(TASK REQUIREMENTS):
Pick out each line with the word "this" from the material that follows.
-- begin --
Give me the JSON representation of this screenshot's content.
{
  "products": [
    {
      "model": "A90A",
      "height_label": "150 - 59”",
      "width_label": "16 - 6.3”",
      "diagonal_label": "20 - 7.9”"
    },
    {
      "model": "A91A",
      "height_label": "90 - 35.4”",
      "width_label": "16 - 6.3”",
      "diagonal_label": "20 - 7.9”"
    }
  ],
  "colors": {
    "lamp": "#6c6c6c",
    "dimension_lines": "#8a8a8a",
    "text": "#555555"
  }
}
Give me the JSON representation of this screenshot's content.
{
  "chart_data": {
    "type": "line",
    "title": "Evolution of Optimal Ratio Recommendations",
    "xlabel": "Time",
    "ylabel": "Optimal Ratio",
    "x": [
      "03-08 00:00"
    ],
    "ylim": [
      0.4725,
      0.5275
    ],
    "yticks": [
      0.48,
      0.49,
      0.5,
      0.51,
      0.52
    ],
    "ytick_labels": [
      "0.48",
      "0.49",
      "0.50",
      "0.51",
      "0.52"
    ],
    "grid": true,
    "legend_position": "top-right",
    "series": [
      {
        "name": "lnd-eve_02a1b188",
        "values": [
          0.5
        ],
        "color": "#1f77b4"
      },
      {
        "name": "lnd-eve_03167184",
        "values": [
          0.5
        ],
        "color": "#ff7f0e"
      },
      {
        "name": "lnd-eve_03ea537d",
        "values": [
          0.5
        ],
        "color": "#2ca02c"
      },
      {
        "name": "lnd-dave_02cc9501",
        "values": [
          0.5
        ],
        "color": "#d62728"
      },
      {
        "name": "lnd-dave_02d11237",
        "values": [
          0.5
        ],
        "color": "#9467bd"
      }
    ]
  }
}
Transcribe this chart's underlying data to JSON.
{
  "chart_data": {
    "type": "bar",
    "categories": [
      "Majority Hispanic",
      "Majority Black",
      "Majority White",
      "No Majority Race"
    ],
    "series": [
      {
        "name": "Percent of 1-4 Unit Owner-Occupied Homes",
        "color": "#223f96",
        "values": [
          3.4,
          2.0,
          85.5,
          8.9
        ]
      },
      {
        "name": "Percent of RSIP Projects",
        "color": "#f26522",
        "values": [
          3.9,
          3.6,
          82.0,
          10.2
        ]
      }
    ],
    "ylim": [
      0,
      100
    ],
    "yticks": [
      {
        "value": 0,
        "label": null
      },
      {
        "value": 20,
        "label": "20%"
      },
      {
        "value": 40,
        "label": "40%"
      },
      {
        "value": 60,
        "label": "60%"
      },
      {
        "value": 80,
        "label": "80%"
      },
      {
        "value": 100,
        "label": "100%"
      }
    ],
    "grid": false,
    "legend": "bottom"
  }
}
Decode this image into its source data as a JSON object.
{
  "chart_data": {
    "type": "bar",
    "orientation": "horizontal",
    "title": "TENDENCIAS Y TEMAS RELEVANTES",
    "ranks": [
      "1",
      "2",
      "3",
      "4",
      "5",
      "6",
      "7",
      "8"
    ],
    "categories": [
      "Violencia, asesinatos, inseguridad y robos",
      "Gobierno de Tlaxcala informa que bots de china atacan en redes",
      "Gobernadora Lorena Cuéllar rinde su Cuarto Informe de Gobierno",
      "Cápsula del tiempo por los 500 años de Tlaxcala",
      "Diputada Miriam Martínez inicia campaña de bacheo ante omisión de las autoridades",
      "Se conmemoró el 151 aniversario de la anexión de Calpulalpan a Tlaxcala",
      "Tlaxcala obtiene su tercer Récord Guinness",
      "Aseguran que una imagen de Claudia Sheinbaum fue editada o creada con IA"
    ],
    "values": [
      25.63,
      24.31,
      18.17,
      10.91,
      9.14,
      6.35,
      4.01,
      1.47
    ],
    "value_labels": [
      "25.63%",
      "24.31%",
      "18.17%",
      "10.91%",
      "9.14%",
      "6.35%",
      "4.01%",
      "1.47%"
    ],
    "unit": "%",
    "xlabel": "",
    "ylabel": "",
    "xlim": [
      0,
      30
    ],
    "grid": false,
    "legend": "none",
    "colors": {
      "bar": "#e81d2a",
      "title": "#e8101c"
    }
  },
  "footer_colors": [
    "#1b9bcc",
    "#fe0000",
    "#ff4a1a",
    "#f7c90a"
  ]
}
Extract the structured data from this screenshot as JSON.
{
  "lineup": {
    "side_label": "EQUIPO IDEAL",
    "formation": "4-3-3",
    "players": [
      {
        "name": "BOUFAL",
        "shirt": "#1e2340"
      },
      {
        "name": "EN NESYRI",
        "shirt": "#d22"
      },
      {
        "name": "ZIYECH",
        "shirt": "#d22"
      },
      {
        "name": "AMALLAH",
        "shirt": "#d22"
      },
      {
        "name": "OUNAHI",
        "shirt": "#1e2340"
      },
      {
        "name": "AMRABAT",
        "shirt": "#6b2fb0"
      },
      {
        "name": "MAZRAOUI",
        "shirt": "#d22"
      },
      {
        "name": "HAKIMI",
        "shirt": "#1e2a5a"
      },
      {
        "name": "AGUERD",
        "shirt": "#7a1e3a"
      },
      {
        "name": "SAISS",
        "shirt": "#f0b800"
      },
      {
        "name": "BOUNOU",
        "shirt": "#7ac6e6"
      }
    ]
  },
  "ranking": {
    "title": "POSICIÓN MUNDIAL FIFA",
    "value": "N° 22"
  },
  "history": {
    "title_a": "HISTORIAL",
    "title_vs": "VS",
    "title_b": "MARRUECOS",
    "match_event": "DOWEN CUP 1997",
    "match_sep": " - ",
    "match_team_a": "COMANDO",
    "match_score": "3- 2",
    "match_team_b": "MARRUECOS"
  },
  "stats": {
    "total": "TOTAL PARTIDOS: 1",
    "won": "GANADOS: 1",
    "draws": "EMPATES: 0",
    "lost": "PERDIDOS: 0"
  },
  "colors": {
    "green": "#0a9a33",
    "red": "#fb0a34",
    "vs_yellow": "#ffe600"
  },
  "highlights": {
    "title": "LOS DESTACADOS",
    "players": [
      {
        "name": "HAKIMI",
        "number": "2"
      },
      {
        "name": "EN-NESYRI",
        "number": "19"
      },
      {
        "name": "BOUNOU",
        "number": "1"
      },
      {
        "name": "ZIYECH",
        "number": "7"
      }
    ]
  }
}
-- end --
(REPLY):
Give me the JSON representation of this screenshot's content.
Give me the JSON representation of this screenshot's content.
Transcribe this chart's underlying data to JSON.
Decode this image into its source data as a JSON object.
Extract the structured data from this screenshot as JSON.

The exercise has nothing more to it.